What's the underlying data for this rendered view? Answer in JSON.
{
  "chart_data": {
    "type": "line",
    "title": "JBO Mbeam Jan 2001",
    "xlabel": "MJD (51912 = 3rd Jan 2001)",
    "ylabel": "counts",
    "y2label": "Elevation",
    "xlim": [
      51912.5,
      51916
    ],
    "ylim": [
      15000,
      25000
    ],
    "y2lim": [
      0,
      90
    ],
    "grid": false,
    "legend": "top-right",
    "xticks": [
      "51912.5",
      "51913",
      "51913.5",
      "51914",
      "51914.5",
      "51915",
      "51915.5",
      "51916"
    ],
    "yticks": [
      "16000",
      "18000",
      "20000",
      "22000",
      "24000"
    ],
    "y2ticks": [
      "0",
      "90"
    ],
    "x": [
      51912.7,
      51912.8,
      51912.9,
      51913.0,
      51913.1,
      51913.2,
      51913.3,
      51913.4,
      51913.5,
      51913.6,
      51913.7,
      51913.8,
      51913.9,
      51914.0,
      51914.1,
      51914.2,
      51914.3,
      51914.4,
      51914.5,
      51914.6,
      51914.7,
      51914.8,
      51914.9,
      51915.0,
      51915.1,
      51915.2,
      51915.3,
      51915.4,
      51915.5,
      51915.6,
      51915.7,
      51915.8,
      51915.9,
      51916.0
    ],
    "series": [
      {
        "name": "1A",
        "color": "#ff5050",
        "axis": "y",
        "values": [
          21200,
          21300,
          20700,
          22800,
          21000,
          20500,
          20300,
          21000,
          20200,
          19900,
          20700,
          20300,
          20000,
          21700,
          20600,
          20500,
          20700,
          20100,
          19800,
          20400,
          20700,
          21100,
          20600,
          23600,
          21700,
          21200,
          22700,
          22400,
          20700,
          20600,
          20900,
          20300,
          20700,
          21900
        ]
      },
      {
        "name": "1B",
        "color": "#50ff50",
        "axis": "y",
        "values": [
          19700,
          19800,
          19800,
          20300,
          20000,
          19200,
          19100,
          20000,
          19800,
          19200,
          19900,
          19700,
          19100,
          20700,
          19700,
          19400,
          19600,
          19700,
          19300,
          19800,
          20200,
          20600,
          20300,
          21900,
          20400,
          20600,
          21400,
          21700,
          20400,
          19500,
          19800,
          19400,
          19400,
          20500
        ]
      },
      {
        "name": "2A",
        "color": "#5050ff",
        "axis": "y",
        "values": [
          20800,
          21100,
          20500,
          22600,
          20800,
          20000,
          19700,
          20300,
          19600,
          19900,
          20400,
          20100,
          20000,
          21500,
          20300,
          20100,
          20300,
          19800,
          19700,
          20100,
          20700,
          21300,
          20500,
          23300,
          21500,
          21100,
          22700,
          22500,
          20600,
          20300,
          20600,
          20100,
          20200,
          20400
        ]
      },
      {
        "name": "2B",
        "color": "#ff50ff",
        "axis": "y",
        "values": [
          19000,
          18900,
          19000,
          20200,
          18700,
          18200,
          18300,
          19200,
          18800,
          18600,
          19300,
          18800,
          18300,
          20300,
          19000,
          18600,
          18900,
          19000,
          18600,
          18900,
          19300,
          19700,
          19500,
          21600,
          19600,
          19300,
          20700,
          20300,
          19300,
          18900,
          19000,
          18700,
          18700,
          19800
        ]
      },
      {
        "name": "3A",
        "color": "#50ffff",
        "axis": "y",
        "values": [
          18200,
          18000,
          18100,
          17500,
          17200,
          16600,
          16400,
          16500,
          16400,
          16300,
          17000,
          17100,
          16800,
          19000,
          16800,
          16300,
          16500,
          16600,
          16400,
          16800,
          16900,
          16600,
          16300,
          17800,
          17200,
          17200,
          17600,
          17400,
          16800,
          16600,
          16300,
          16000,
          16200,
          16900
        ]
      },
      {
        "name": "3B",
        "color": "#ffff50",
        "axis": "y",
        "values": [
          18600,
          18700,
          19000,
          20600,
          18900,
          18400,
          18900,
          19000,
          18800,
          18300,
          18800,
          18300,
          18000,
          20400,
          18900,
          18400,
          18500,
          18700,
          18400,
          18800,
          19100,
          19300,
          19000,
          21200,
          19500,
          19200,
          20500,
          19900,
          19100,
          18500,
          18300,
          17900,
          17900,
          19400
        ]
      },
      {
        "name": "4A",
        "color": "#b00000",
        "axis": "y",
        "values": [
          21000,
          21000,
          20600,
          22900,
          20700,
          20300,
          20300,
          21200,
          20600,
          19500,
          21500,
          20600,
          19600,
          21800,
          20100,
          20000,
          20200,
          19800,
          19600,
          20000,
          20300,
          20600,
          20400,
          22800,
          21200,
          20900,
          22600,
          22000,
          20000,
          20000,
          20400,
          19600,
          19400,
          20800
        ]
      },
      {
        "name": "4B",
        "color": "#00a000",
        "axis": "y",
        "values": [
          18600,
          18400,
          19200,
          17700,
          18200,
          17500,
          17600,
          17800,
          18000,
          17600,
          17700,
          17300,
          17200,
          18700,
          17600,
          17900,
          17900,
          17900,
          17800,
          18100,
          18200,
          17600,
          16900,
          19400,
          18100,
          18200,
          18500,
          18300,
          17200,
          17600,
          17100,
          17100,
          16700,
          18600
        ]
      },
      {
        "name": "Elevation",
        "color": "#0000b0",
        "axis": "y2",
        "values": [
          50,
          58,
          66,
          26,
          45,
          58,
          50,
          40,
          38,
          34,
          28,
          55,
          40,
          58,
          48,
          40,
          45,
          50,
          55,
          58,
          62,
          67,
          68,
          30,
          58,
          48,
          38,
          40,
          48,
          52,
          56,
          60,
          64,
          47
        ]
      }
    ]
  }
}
··········
• **STATED TASK**: Check every line of the entries above for the word "name" and report how many lines contain it, giving the number only.

• **EXERCISE SOLUTION**: 9